##### RECORDS SHOWN

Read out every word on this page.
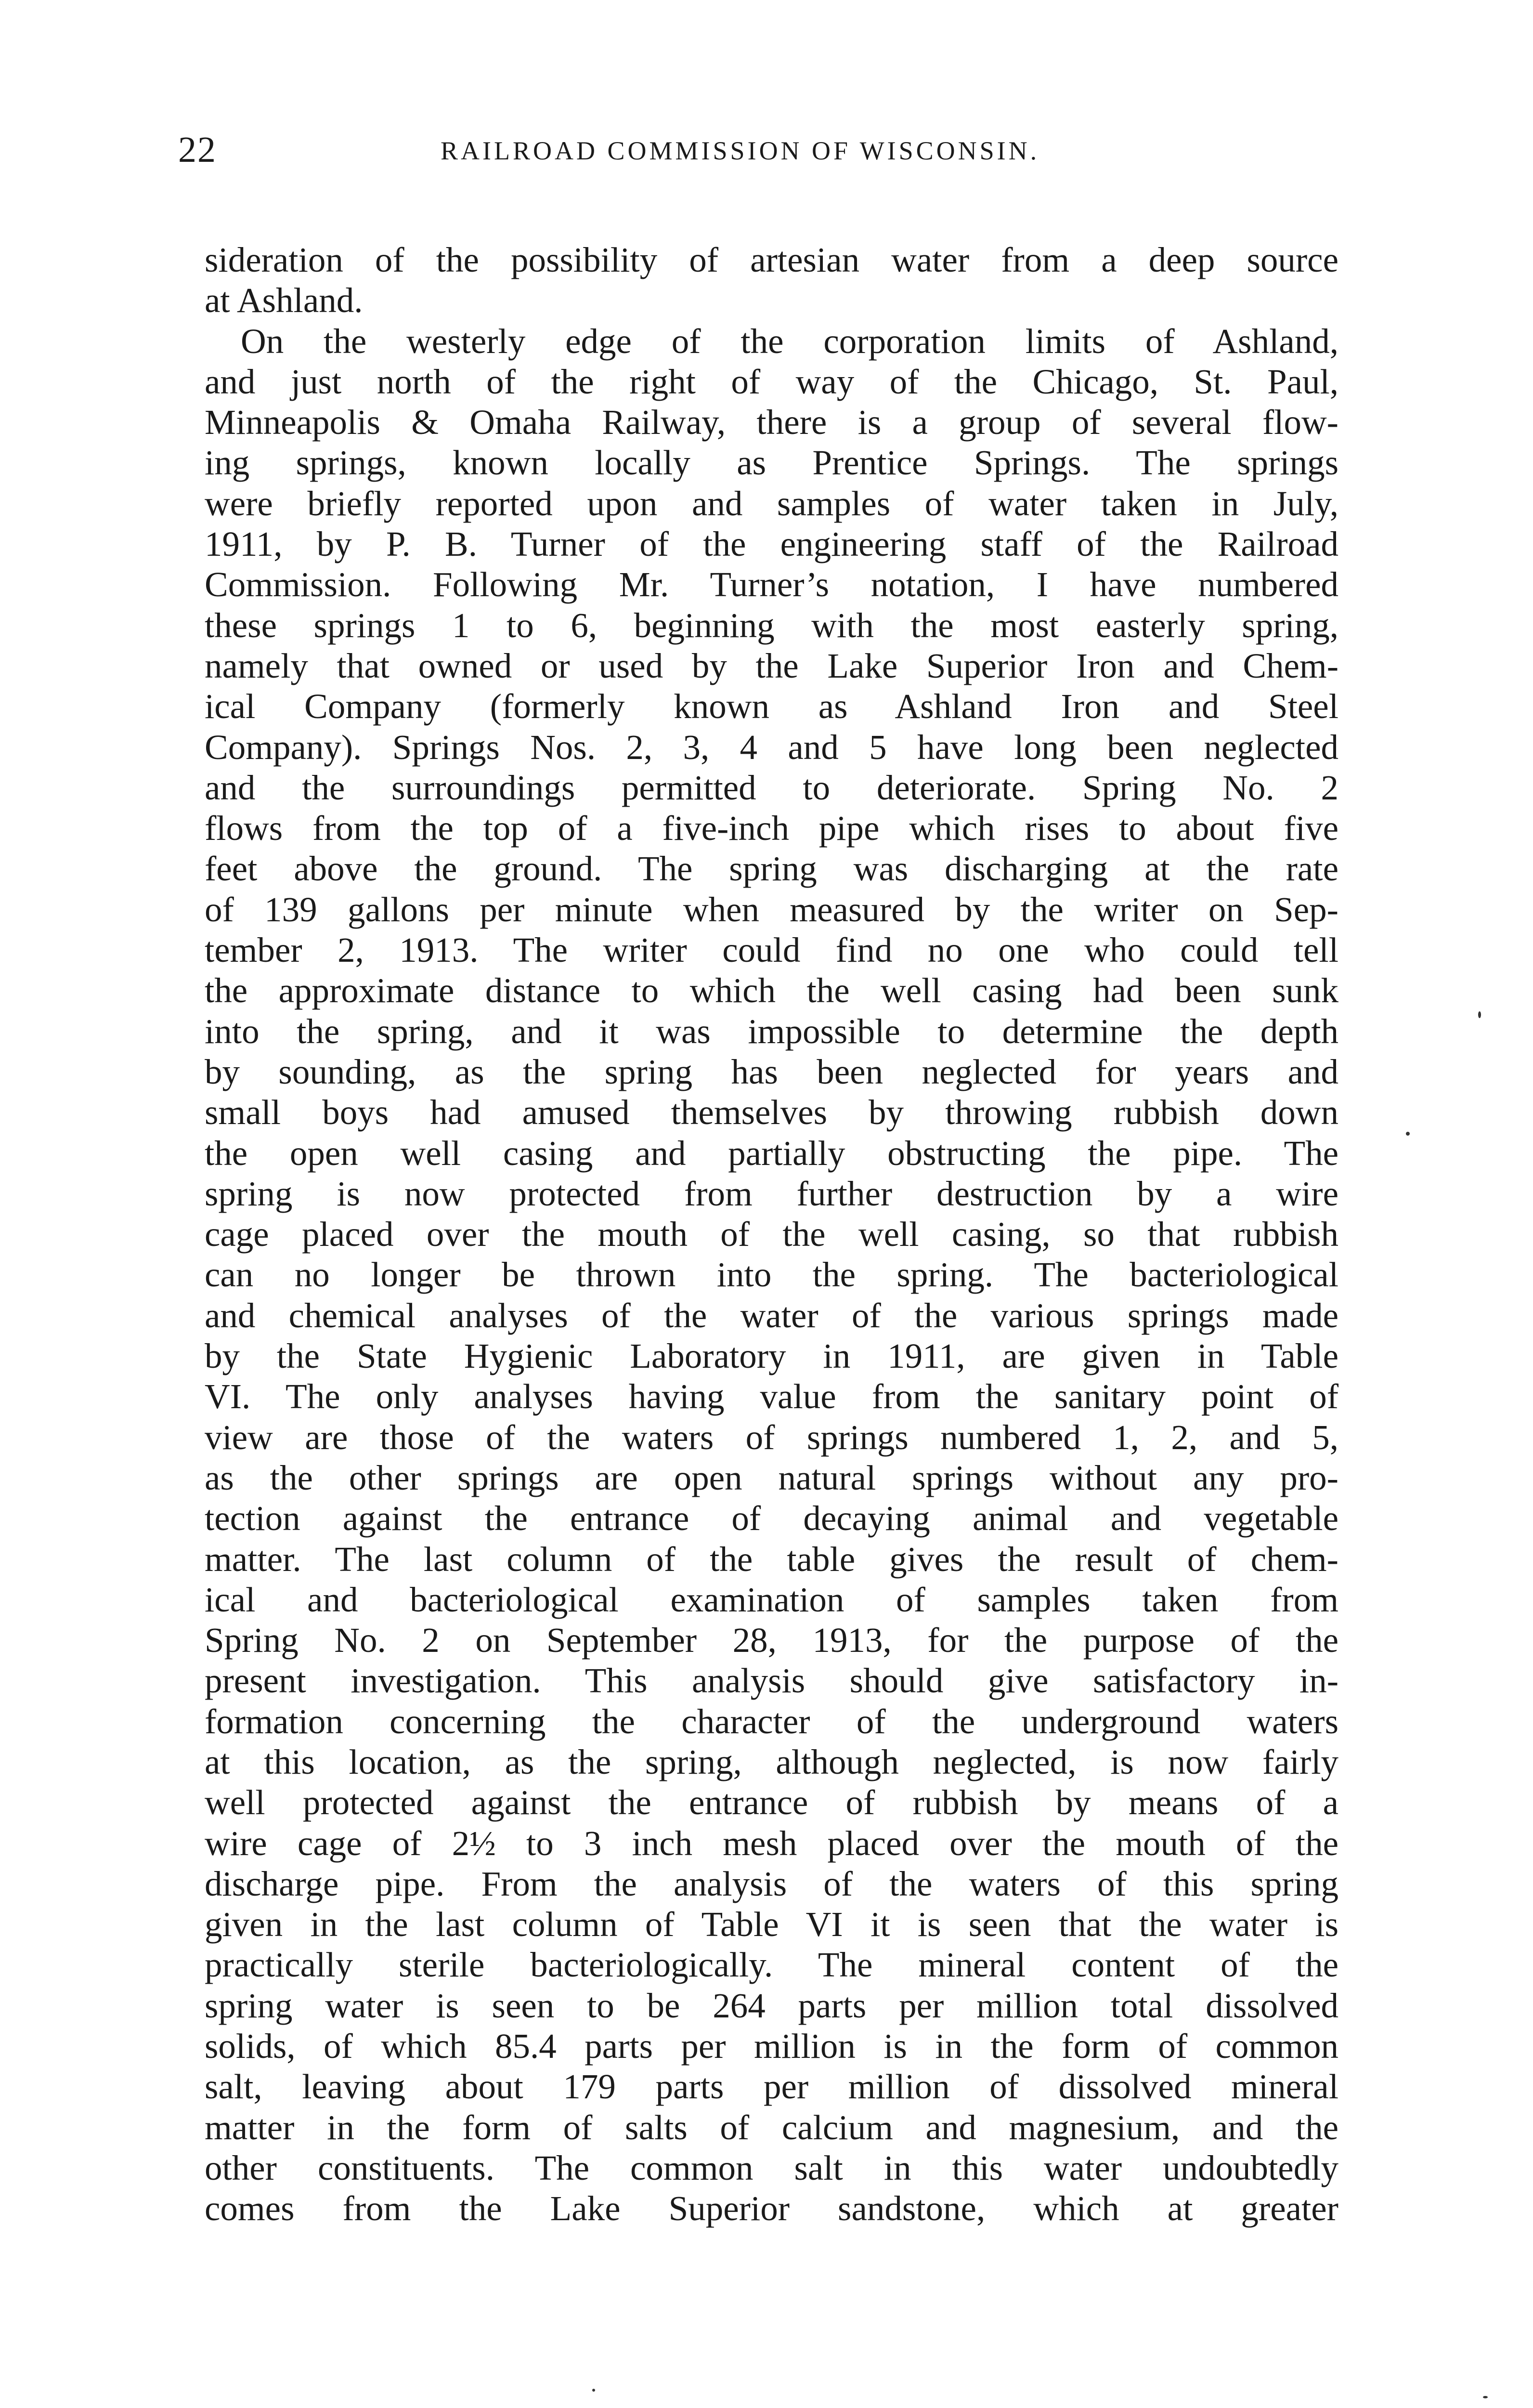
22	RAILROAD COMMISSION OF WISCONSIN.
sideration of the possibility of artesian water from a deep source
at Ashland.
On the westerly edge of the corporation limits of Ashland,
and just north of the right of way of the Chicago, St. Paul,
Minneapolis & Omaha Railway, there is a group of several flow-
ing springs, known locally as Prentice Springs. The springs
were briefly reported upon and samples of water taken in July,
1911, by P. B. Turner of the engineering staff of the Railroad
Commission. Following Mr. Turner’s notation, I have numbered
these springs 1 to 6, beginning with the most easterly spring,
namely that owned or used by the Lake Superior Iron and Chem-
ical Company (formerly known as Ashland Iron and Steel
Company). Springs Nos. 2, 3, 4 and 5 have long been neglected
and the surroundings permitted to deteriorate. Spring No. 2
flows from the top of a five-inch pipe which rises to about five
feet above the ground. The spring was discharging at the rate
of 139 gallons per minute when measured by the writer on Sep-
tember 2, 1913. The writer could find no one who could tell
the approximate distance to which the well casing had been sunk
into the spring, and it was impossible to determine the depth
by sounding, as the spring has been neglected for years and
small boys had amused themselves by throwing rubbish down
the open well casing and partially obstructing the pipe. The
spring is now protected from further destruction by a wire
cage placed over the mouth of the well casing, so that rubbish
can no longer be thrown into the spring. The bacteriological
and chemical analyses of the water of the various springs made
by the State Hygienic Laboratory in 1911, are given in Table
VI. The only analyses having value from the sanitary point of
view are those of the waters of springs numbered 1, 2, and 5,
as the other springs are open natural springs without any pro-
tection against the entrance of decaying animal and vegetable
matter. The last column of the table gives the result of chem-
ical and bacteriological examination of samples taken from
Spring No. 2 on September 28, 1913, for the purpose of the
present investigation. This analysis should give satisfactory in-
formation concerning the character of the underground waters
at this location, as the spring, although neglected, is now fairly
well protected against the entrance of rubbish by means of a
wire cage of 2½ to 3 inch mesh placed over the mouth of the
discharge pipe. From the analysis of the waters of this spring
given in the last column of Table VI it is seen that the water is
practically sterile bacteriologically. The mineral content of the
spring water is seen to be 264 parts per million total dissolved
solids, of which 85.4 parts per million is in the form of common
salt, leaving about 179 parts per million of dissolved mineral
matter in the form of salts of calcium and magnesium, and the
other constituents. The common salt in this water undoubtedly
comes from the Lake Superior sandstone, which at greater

##########

Filter by the word "have": copy every line of the data that holds it.

Commission. Following Mr. Turner’s notation, I have numbered
Company). Springs Nos. 2, 3, 4 and 5 have long been neglected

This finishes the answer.